> [Brief] Pull every line containing "user" out of the material below.

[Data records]
** start **
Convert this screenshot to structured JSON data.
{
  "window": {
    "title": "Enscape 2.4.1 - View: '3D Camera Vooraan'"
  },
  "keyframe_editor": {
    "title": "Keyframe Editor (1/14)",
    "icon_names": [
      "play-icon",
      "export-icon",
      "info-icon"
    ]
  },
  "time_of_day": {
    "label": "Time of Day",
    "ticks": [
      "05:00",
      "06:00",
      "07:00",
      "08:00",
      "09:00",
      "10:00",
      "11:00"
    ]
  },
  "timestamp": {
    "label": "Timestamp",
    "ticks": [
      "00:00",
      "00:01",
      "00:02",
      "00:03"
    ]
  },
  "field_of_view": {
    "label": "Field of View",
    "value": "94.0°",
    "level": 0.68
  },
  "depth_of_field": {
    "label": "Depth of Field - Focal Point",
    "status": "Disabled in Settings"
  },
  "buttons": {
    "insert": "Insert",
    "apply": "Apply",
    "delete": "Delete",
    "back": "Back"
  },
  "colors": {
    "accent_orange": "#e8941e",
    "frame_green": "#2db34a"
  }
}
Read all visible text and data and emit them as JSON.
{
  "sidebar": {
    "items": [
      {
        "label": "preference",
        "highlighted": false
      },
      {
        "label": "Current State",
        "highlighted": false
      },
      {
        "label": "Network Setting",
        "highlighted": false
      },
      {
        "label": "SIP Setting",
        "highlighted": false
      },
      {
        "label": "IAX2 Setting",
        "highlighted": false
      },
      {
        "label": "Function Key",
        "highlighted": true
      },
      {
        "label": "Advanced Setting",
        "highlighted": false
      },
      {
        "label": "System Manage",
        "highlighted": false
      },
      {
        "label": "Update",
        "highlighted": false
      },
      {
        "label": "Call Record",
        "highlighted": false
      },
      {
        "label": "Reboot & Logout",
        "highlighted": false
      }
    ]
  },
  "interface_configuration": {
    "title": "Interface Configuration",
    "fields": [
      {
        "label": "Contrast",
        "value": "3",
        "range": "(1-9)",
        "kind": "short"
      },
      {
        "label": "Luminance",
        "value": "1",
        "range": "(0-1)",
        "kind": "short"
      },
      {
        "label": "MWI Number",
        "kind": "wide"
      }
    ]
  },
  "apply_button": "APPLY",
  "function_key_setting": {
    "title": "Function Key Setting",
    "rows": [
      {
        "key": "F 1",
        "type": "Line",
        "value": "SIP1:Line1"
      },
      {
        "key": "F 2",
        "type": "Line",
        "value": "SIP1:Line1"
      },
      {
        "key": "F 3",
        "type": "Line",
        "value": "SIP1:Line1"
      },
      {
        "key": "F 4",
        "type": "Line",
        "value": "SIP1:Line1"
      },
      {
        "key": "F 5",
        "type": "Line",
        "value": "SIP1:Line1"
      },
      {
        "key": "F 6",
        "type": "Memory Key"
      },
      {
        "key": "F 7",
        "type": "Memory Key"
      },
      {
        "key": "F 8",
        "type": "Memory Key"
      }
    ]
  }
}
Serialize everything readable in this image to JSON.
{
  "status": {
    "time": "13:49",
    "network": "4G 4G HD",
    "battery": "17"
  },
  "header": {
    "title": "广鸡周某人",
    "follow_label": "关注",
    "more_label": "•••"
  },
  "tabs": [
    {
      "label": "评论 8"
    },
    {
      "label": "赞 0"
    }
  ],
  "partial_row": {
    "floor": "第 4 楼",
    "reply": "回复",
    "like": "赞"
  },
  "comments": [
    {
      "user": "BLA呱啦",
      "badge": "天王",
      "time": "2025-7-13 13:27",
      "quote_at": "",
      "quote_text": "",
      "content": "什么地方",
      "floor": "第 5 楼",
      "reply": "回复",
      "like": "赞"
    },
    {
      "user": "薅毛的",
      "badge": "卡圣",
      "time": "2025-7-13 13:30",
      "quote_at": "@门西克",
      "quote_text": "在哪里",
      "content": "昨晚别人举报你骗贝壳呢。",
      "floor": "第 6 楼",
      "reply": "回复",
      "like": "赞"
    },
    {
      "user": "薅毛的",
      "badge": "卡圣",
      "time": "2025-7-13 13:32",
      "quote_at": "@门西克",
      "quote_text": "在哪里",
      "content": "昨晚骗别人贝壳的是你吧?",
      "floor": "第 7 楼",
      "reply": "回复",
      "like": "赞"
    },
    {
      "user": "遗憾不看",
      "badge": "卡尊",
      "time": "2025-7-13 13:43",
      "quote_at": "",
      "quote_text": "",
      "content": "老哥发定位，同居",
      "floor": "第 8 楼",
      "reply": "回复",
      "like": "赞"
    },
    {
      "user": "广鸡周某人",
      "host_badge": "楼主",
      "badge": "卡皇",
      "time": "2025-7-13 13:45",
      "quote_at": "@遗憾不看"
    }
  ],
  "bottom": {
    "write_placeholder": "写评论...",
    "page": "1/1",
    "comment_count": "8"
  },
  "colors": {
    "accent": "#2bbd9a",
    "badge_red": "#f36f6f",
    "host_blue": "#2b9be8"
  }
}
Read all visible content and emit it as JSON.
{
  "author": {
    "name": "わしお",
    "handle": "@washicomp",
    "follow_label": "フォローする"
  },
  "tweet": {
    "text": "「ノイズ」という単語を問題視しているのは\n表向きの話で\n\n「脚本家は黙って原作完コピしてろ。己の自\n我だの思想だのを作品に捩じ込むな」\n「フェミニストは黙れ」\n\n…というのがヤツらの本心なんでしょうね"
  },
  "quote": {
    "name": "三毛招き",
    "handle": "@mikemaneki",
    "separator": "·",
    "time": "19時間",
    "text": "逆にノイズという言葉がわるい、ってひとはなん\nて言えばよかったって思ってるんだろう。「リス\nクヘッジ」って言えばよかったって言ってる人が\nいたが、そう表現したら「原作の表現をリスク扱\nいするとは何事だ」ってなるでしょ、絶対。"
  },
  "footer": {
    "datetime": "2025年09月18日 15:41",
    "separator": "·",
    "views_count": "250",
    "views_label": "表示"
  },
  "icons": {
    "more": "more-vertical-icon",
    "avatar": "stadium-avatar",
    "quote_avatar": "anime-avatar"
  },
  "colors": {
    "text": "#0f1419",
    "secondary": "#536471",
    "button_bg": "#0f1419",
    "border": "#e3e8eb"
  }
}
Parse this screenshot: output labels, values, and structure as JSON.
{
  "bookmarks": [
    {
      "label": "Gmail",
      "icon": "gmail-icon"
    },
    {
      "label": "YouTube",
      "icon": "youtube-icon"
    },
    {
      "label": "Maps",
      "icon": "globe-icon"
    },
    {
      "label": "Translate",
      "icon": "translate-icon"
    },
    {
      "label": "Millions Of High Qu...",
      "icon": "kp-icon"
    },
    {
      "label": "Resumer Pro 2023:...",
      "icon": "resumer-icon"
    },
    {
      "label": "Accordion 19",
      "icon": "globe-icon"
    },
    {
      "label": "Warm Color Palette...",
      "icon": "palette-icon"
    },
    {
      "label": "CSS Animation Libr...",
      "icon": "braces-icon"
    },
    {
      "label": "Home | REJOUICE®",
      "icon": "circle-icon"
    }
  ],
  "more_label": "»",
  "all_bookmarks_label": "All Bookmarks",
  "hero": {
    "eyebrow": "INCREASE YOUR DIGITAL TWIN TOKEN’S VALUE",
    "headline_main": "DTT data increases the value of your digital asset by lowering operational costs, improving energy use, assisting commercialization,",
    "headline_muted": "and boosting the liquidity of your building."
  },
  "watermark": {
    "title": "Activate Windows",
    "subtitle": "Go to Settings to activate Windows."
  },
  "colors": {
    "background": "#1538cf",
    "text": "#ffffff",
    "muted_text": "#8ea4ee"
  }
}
** end **
> [Task output]
      "user": "BLA呱啦",
      "user": "薅毛的",
      "user": "薅毛的",
      "user": "遗憾不看",
      "user": "广鸡周某人",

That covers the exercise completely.